AS CLAQUES

A assembleia-geral do Benfica correu mal. Era uma ocasião preparada à medida de Luís Filipe Vieira, e propícia para ele brilhar, ou não fosse o clube apresentar contas positivas pela primeira vez nos últimos anos. Contudo as claques estragaram a festa.
A propósito destes incidentes, importa reflectir sobre o papel das claques nos estádios de futebol, e as mais recentes imposições legais que incidem sobre elas.
Nunca fui membro de nenhuma claque, mas nem por isso deixo de apreciar a sua causa. Dão colorido aos estádios, acompanham o clube para todo o lado, apoiam-no incondicionalmente e de forma admiravelmente fiel, criam uma banda sonora sem a qual os jogos teriam seguramente menos encanto. Já assisti a muitos jogos no meio de Diabos Vermelhos e No Name Boys, e sempre achei que se fazia um “bicho de sete cabeças” das claques e dos seus membros, quando no fundo nelas cabe toda uma panóplia de jovens de diferentes meios, diferentes origens sociais, e diferentes hábitos de vida, ao fim e ao cabo, representativa daquilo que é a realidade da juventude nas malhas urbanas em redor das principais cidades do país. Aliás os estádios portugueses, com ou sem claques, são de um modo geral bastante seguros, e é muitas vezes a televisão que lança o anátema da violência, quiçá com propósitos não tão isentos quanto possam parecer. Quem os frequenta sabe que assim é.
Sou pois um adepto das claques, acho que acrescentam mais aos estádios e aos clubes do que aquilo que subtraem, são depositárias de uma fidelidade clubista que devia fazer corar de inveja alguns adeptos que só sabem assobiar, e fazem muito mais pelo espectáculo do futebol do que a generalidade de uma população que dele diz gostar, mas que apenas se limita a discutir arbitragem a partir das imagens que vê instalado no sofá. Temo até que sem elas, ao contrário do que frequentemente se ouve, os estádios estivessem ainda mais vazios e desconsolados, numa medida maior que a ausência dos seus membros.

- - - -

Escreva, sem alterar nada, o trecho do texto sobre as claques que começa nas palavras que contêm "A propósito destes" e termina em "incidem sobre elas.".

• _DADOS DE ORIGEM_
- - - -

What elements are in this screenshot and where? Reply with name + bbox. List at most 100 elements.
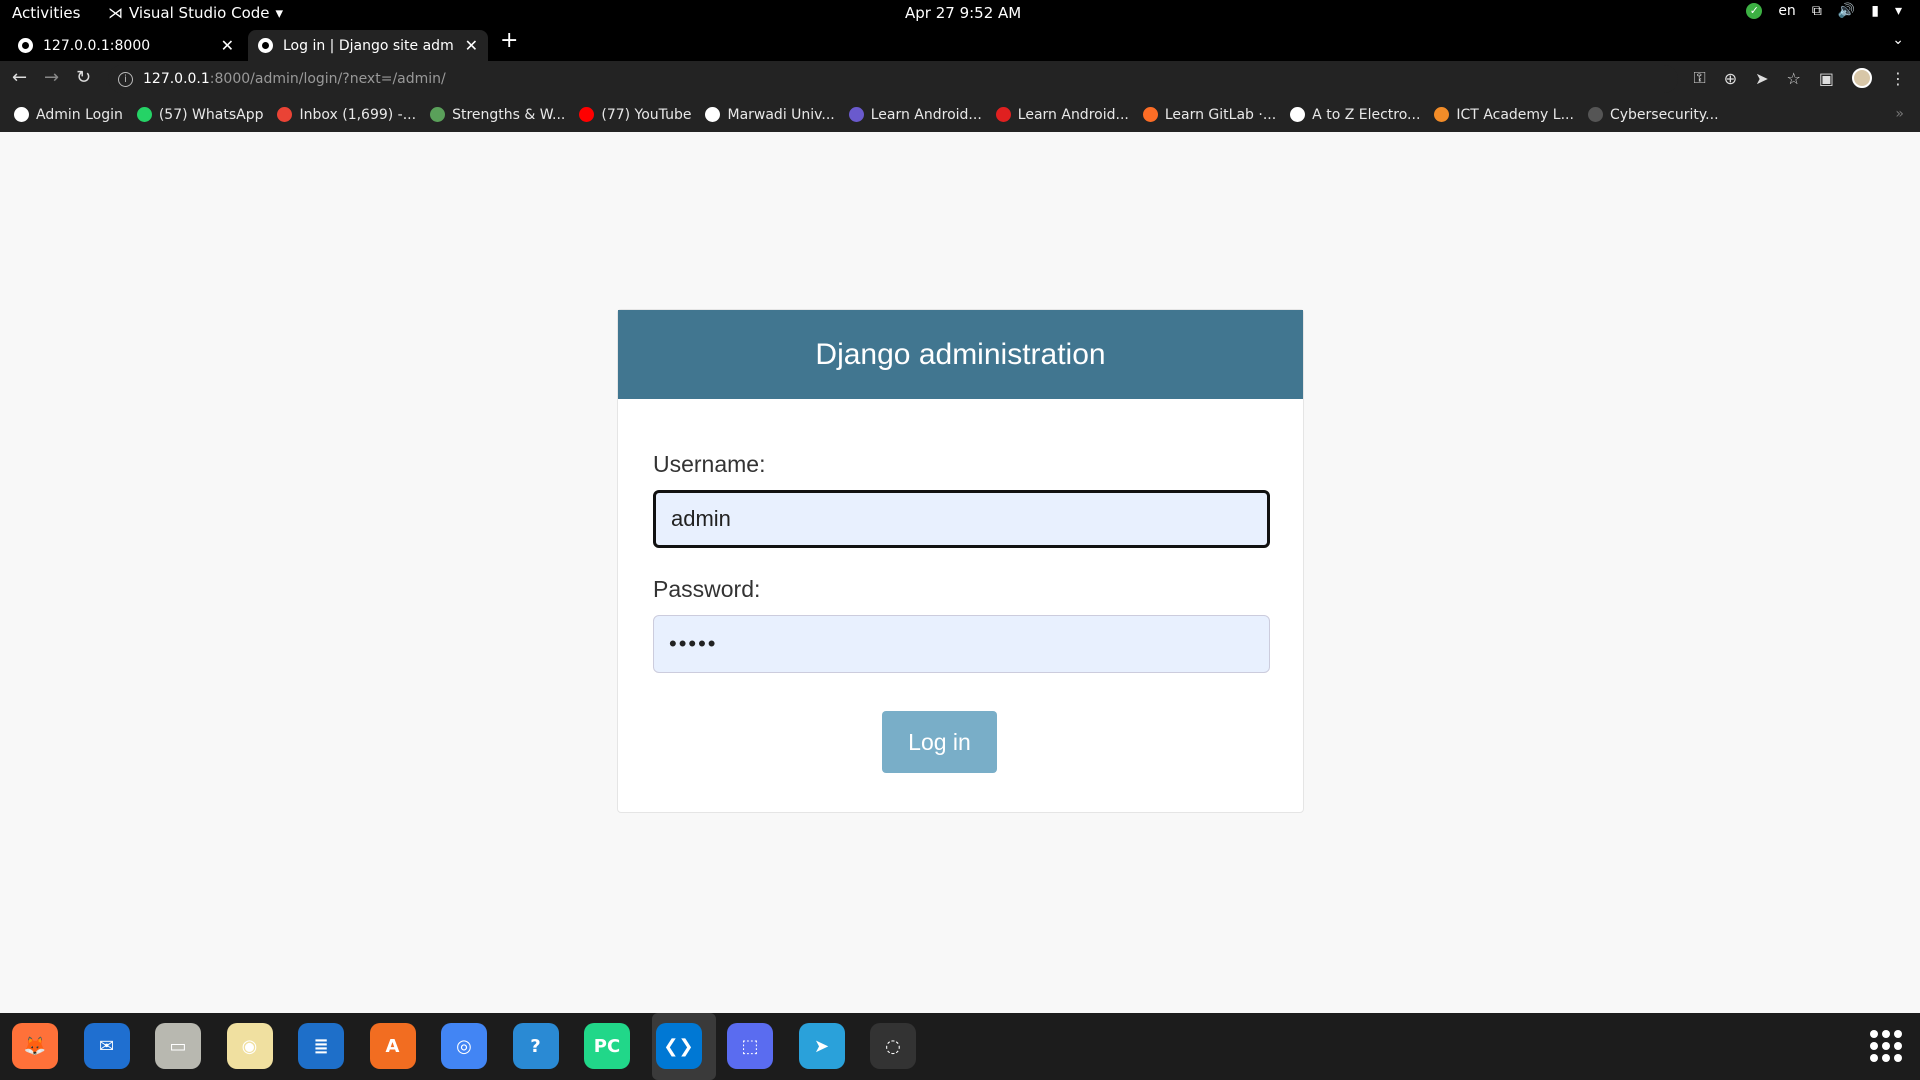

- - - -

• _RESPOSTA COMPLETA_
A propósito destes incidentes, importa reflectir sobre o papel das claques nos estádios de futebol, e as mais recentes imposições legais que incidem sobre elas.